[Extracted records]
▼▼▼
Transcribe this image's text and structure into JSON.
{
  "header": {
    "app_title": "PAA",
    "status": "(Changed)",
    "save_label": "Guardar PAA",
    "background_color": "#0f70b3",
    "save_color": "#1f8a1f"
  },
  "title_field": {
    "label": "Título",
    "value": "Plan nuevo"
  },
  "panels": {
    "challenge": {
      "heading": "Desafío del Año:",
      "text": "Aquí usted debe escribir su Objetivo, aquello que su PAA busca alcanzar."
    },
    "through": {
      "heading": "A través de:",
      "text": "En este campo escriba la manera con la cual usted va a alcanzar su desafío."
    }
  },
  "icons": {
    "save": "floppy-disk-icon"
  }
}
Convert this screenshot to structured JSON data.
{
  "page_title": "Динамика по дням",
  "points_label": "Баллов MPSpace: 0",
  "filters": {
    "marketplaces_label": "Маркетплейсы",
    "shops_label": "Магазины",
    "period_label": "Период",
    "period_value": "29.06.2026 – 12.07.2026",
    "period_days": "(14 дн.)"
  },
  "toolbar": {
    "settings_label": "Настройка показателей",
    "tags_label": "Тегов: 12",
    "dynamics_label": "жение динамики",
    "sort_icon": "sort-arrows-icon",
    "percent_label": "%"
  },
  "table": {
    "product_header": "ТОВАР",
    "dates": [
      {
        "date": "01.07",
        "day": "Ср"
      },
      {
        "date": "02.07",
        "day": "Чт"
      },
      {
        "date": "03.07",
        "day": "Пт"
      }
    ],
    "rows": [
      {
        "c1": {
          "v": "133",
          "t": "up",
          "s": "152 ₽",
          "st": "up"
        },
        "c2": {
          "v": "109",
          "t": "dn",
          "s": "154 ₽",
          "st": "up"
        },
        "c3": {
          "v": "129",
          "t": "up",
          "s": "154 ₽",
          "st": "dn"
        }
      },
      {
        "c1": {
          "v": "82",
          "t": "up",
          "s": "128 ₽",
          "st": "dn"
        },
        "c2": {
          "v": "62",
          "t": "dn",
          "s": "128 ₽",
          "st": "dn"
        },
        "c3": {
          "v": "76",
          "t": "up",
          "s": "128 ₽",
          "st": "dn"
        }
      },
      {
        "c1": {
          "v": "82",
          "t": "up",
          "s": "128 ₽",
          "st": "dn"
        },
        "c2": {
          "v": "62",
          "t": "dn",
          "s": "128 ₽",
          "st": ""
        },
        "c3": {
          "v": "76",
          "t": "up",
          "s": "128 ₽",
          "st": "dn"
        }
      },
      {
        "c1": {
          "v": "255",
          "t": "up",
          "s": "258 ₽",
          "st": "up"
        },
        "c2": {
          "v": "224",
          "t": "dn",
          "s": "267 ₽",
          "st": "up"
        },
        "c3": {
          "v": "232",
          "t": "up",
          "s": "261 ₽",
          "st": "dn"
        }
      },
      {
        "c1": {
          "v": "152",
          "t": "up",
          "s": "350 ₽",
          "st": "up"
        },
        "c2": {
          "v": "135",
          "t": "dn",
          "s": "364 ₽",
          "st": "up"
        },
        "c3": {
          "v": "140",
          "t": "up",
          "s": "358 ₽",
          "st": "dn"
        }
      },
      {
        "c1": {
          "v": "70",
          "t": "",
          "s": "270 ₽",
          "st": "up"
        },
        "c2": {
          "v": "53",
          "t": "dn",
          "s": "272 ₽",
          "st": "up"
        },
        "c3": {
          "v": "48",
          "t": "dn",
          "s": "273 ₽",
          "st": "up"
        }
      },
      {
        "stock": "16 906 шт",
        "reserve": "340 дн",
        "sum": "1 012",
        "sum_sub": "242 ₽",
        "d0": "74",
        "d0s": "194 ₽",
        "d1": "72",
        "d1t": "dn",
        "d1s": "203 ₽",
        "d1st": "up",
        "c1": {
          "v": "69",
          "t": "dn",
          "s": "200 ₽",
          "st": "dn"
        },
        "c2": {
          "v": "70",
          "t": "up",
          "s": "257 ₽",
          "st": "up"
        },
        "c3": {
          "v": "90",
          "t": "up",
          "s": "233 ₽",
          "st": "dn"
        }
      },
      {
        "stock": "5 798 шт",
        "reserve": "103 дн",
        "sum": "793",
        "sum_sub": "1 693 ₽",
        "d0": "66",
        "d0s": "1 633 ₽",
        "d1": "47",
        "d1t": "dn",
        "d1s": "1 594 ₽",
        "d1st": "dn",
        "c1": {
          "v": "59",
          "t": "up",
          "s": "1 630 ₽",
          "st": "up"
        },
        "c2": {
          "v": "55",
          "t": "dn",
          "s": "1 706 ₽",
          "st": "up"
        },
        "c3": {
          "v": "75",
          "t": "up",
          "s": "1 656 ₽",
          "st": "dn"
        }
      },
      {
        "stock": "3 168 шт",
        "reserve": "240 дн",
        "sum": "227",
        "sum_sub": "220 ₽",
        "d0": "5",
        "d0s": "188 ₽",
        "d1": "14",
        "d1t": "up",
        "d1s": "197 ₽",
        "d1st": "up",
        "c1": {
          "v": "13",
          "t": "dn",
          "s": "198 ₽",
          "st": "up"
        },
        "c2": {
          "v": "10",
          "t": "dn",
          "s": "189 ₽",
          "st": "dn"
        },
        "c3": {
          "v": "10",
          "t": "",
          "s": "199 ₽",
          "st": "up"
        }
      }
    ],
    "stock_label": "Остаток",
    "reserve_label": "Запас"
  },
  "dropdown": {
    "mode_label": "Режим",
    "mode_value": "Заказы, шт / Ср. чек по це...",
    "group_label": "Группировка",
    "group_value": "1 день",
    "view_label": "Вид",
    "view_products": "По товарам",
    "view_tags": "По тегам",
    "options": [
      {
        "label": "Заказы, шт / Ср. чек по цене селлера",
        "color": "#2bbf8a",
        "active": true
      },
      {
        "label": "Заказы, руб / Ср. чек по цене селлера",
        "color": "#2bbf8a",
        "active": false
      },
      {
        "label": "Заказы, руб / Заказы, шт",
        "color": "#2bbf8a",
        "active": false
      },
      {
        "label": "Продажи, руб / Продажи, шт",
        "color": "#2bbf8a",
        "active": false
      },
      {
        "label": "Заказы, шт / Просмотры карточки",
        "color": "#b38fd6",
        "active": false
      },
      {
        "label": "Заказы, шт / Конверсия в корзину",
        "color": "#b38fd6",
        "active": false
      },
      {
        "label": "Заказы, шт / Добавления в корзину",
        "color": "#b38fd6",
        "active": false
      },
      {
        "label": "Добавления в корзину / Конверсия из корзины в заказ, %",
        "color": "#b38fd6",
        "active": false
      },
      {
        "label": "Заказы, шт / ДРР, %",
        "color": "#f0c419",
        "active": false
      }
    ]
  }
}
▲▲▲
> _Exercise requirements_: Please restate the data word for word, every record included.

> _Exercise answer_:
Transcribe this image's text and structure into JSON.
{
  "header": {
    "app_title": "PAA",
    "status": "(Changed)",
    "save_label": "Guardar PAA",
    "background_color": "#0f70b3",
    "save_color": "#1f8a1f"
  },
  "title_field": {
    "label": "Título",
    "value": "Plan nuevo"
  },
  "panels": {
    "challenge": {
      "heading": "Desafío del Año:",
      "text": "Aquí usted debe escribir su Objetivo, aquello que su PAA busca alcanzar."
    },
    "through": {
      "heading": "A través de:",
      "text": "En este campo escriba la manera con la cual usted va a alcanzar su desafío."
    }
  },
  "icons": {
    "save": "floppy-disk-icon"
  }
}
Convert this screenshot to structured JSON data.
{
  "page_title": "Динамика по дням",
  "points_label": "Баллов MPSpace: 0",
  "filters": {
    "marketplaces_label": "Маркетплейсы",
    "shops_label": "Магазины",
    "period_label": "Период",
    "period_value": "29.06.2026 – 12.07.2026",
    "period_days": "(14 дн.)"
  },
  "toolbar": {
    "settings_label": "Настройка показателей",
    "tags_label": "Тегов: 12",
    "dynamics_label": "жение динамики",
    "sort_icon": "sort-arrows-icon",
    "percent_label": "%"
  },
  "table": {
    "product_header": "ТОВАР",
    "dates": [
      {
        "date": "01.07",
        "day": "Ср"
      },
      {
        "date": "02.07",
        "day": "Чт"
      },
      {
        "date": "03.07",
        "day": "Пт"
      }
    ],
    "rows": [
      {
        "c1": {
          "v": "133",
          "t": "up",
          "s": "152 ₽",
          "st": "up"
        },
        "c2": {
          "v": "109",
          "t": "dn",
          "s": "154 ₽",
          "st": "up"
        },
        "c3": {
          "v": "129",
          "t": "up",
          "s": "154 ₽",
          "st": "dn"
        }
      },
      {
        "c1": {
          "v": "82",
          "t": "up",
          "s": "128 ₽",
          "st": "dn"
        },
        "c2": {
          "v": "62",
          "t": "dn",
          "s": "128 ₽",
          "st": "dn"
        },
        "c3": {
          "v": "76",
          "t": "up",
          "s": "128 ₽",
          "st": "dn"
        }
      },
      {
        "c1": {
          "v": "82",
          "t": "up",
          "s": "128 ₽",
          "st": "dn"
        },
        "c2": {
          "v": "62",
          "t": "dn",
          "s": "128 ₽",
          "st": ""
        },
        "c3": {
          "v": "76",
          "t": "up",
          "s": "128 ₽",
          "st": "dn"
        }
      },
      {
        "c1": {
          "v": "255",
          "t": "up",
          "s": "258 ₽",
          "st": "up"
        },
        "c2": {
          "v": "224",
          "t": "dn",
          "s": "267 ₽",
          "st": "up"
        },
        "c3": {
          "v": "232",
          "t": "up",
          "s": "261 ₽",
          "st": "dn"
        }
      },
      {
        "c1": {
          "v": "152",
          "t": "up",
          "s": "350 ₽",
          "st": "up"
        },
        "c2": {
          "v": "135",
          "t": "dn",
          "s": "364 ₽",
          "st": "up"
        },
        "c3": {
          "v": "140",
          "t": "up",
          "s": "358 ₽",
          "st": "dn"
        }
      },
      {
        "c1": {
          "v": "70",
          "t": "",
          "s": "270 ₽",
          "st": "up"
        },
        "c2": {
          "v": "53",
          "t": "dn",
          "s": "272 ₽",
          "st": "up"
        },
        "c3": {
          "v": "48",
          "t": "dn",
          "s": "273 ₽",
          "st": "up"
        }
      },
      {
        "stock": "16 906 шт",
        "reserve": "340 дн",
        "sum": "1 012",
        "sum_sub": "242 ₽",
        "d0": "74",
        "d0s": "194 ₽",
        "d1": "72",
        "d1t": "dn",
        "d1s": "203 ₽",
        "d1st": "up",
        "c1": {
          "v": "69",
          "t": "dn",
          "s": "200 ₽",
          "st": "dn"
        },
        "c2": {
          "v": "70",
          "t": "up",
          "s": "257 ₽",
          "st": "up"
        },
        "c3": {
          "v": "90",
          "t": "up",
          "s": "233 ₽",
          "st": "dn"
        }
      },
      {
        "stock": "5 798 шт",
        "reserve": "103 дн",
        "sum": "793",
        "sum_sub": "1 693 ₽",
        "d0": "66",
        "d0s": "1 633 ₽",
        "d1": "47",
        "d1t": "dn",
        "d1s": "1 594 ₽",
        "d1st": "dn",
        "c1": {
          "v": "59",
          "t": "up",
          "s": "1 630 ₽",
          "st": "up"
        },
        "c2": {
          "v": "55",
          "t": "dn",
          "s": "1 706 ₽",
          "st": "up"
        },
        "c3": {
          "v": "75",
          "t": "up",
          "s": "1 656 ₽",
          "st": "dn"
        }
      },
      {
        "stock": "3 168 шт",
        "reserve": "240 дн",
        "sum": "227",
        "sum_sub": "220 ₽",
        "d0": "5",
        "d0s": "188 ₽",
        "d1": "14",
        "d1t": "up",
        "d1s": "197 ₽",
        "d1st": "up",
        "c1": {
          "v": "13",
          "t": "dn",
          "s": "198 ₽",
          "st": "up"
        },
        "c2": {
          "v": "10",
          "t": "dn",
          "s": "189 ₽",
          "st": "dn"
        },
        "c3": {
          "v": "10",
          "t": "",
          "s": "199 ₽",
          "st": "up"
        }
      }
    ],
    "stock_label": "Остаток",
    "reserve_label": "Запас"
  },
  "dropdown": {
    "mode_label": "Режим",
    "mode_value": "Заказы, шт / Ср. чек по це...",
    "group_label": "Группировка",
    "group_value": "1 день",
    "view_label": "Вид",
    "view_products": "По товарам",
    "view_tags": "По тегам",
    "options": [
      {
        "label": "Заказы, шт / Ср. чек по цене селлера",
        "color": "#2bbf8a",
        "active": true
      },
      {
        "label": "Заказы, руб / Ср. чек по цене селлера",
        "color": "#2bbf8a",
        "active": false
      },
      {
        "label": "Заказы, руб / Заказы, шт",
        "color": "#2bbf8a",
        "active": false
      },
      {
        "label": "Продажи, руб / Продажи, шт",
        "color": "#2bbf8a",
        "active": false
      },
      {
        "label": "Заказы, шт / Просмотры карточки",
        "color": "#b38fd6",
        "active": false
      },
      {
        "label": "Заказы, шт / Конверсия в корзину",
        "color": "#b38fd6",
        "active": false
      },
      {
        "label": "Заказы, шт / Добавления в корзину",
        "color": "#b38fd6",
        "active": false
      },
      {
        "label": "Добавления в корзину / Конверсия из корзины в заказ, %",
        "color": "#b38fd6",
        "active": false
      },
      {
        "label": "Заказы, шт / ДРР, %",
        "color": "#f0c419",
        "active": false
      }
    ]
  }
}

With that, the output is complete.